Collected data entries:
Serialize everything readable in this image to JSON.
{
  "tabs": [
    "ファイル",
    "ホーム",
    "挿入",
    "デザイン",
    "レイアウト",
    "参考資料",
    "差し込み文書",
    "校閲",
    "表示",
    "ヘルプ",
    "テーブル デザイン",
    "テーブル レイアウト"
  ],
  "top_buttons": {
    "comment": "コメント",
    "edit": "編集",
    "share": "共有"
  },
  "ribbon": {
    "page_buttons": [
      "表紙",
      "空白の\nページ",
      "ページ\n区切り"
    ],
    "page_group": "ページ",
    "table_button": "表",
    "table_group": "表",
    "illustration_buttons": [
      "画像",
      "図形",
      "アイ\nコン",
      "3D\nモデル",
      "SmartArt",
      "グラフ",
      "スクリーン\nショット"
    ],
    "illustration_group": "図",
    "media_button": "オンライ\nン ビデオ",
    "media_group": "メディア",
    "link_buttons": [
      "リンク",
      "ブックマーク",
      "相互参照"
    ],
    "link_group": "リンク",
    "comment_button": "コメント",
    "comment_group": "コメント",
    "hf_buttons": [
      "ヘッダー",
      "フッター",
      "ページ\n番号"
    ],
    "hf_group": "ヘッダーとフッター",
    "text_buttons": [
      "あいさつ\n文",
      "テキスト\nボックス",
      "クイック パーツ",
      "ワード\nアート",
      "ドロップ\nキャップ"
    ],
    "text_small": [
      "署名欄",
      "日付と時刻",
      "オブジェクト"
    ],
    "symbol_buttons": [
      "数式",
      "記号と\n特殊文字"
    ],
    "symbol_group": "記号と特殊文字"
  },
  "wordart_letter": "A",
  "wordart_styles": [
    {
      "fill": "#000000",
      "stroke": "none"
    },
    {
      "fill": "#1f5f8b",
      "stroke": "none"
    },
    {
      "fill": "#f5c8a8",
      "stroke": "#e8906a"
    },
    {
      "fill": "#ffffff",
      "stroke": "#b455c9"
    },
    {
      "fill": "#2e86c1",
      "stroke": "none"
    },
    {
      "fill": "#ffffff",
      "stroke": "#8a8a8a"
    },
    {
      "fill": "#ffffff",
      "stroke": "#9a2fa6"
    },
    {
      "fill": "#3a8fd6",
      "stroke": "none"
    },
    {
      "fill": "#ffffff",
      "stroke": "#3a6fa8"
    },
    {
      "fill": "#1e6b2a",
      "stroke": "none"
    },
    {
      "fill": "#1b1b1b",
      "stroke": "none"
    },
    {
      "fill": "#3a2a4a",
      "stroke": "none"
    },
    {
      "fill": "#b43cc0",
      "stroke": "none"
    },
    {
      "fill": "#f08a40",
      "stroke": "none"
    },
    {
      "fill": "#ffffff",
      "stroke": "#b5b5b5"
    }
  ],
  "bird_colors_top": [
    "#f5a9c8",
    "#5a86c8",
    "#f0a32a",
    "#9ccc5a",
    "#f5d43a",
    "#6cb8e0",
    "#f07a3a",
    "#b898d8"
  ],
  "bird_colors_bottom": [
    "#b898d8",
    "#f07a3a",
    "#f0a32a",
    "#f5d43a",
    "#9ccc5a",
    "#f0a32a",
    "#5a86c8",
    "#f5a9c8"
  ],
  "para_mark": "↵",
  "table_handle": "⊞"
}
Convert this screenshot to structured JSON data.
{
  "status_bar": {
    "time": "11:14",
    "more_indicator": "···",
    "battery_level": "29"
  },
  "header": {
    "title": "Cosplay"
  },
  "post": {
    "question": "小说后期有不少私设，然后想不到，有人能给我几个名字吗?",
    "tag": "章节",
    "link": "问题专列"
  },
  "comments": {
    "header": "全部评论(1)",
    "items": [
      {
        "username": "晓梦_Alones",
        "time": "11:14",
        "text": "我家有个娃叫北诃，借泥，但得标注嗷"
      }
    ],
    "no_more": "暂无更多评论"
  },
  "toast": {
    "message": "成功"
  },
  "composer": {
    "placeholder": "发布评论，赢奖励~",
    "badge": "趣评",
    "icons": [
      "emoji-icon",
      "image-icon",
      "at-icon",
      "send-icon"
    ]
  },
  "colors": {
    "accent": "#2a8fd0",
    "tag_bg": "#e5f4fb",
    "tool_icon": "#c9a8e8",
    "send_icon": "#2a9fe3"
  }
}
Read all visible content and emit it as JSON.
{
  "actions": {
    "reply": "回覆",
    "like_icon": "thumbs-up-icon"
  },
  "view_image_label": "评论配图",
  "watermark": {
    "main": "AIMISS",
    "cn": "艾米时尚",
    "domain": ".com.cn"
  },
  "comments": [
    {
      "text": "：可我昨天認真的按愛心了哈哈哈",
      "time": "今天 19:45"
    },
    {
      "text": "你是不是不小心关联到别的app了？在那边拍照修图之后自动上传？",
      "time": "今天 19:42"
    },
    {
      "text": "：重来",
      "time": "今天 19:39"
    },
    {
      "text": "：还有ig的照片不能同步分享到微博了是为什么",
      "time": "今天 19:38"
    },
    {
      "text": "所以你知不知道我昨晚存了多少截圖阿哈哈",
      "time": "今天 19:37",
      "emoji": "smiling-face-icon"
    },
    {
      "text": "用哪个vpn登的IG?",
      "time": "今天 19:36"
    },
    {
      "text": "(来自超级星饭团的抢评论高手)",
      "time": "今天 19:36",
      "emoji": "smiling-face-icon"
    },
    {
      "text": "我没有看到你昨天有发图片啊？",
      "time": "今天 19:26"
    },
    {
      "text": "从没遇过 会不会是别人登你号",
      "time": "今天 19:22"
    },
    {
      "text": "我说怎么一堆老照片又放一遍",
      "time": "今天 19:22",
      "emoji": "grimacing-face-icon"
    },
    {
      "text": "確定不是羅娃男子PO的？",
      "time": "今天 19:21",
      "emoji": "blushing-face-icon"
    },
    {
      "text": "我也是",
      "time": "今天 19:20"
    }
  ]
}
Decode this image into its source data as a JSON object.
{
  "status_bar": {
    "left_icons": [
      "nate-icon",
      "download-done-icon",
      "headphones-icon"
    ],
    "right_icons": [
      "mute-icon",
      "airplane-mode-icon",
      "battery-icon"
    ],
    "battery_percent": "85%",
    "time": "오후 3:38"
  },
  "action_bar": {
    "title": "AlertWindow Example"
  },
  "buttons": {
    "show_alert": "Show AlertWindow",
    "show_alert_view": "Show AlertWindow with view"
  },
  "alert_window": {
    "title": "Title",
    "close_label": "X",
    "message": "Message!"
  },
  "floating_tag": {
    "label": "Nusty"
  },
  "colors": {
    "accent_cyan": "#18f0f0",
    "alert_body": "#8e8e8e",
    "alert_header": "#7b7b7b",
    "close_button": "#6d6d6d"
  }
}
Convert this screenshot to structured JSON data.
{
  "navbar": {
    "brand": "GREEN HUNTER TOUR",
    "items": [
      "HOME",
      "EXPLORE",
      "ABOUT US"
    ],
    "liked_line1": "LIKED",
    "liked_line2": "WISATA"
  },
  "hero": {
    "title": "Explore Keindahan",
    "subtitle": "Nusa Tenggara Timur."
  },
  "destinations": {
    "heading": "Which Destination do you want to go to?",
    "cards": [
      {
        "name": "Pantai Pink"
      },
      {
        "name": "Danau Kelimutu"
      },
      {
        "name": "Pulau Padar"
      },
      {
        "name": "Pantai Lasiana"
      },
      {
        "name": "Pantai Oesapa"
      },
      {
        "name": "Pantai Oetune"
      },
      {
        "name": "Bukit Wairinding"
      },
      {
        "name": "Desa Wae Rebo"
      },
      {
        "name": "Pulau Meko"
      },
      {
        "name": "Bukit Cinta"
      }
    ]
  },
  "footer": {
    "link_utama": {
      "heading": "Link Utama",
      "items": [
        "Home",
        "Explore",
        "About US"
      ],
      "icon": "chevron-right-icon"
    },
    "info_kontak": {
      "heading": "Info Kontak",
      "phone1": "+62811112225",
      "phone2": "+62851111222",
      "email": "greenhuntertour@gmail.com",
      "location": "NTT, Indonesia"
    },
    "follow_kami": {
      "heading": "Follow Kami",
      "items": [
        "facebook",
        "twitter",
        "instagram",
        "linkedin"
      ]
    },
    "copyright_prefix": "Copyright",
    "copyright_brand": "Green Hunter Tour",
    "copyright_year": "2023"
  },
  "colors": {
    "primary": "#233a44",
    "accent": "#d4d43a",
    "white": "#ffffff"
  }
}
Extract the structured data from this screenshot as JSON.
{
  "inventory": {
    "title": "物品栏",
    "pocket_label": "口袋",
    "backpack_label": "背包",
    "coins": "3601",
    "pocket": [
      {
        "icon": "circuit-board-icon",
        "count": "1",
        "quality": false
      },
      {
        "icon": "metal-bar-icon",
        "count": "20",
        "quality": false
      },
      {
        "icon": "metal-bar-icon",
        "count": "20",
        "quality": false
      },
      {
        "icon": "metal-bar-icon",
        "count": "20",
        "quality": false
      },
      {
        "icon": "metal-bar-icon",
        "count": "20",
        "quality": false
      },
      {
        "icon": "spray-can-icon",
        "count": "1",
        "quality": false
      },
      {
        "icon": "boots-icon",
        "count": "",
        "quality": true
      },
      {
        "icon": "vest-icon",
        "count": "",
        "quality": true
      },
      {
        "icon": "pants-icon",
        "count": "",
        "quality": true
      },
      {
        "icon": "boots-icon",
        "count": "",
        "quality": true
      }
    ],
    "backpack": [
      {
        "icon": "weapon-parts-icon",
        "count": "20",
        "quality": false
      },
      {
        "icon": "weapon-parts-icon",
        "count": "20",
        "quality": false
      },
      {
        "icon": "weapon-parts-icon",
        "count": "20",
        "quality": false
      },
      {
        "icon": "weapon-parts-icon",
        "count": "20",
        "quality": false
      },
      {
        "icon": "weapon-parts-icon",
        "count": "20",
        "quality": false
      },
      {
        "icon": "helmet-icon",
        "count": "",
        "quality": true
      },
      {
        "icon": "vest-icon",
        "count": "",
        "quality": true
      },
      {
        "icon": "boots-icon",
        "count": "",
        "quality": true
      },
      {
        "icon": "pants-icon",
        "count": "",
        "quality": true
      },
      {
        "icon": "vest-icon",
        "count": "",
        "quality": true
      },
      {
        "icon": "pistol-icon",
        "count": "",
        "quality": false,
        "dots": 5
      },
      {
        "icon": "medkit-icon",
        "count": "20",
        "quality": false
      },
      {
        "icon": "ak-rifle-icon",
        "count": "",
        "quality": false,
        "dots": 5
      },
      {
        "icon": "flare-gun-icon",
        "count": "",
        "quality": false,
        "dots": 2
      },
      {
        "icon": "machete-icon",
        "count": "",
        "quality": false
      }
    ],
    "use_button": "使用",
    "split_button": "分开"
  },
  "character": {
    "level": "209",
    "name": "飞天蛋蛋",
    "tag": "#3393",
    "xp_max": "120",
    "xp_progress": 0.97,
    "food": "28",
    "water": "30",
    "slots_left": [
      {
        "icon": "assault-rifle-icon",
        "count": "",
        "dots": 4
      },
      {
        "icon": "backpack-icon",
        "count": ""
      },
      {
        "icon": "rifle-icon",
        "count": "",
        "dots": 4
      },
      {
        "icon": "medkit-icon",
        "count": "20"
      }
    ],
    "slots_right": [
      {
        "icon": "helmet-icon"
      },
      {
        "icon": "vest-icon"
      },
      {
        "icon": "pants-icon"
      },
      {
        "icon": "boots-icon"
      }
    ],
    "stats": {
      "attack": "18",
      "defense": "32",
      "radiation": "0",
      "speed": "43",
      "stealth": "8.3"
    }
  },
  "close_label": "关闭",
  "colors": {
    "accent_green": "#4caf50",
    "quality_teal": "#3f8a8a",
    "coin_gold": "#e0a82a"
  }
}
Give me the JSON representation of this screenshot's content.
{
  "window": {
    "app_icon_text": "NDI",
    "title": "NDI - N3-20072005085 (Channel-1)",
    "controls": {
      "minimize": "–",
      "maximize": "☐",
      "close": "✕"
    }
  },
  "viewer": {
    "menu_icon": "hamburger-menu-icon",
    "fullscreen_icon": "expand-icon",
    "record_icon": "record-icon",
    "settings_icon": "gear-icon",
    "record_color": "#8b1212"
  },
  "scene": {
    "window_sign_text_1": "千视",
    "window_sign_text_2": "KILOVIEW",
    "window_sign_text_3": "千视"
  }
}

◆ Problem to solve:
Search the preceding listing for "content" and extract every line where it is found.

◆ The completed task:
Read all visible content and emit it as JSON.
Give me the JSON representation of this screenshot's content.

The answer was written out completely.